The task: Each record is to be printed again precisely as it reads.

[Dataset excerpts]

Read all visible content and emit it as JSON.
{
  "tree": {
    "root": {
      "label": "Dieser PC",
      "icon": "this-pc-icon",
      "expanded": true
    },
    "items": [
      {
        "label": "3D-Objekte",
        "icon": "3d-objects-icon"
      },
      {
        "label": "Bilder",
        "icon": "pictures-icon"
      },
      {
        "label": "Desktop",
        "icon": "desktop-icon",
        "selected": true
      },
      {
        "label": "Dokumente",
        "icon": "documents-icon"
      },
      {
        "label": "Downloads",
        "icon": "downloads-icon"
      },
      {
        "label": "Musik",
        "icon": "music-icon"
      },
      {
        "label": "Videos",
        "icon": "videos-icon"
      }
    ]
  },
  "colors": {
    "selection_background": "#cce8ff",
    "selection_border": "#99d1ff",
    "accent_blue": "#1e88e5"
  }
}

Answer to the exercise:
Read all visible content and emit it as JSON.
{
  "tree": {
    "root": {
      "label": "Dieser PC",
      "icon": "this-pc-icon",
      "expanded": true
    },
    "items": [
      {
        "label": "3D-Objekte",
        "icon": "3d-objects-icon"
      },
      {
        "label": "Bilder",
        "icon": "pictures-icon"
      },
      {
        "label": "Desktop",
        "icon": "desktop-icon",
        "selected": true
      },
      {
        "label": "Dokumente",
        "icon": "documents-icon"
      },
      {
        "label": "Downloads",
        "icon": "downloads-icon"
      },
      {
        "label": "Musik",
        "icon": "music-icon"
      },
      {
        "label": "Videos",
        "icon": "videos-icon"
      }
    ]
  },
  "colors": {
    "selection_background": "#cce8ff",
    "selection_border": "#99d1ff",
    "accent_blue": "#1e88e5"
  }
}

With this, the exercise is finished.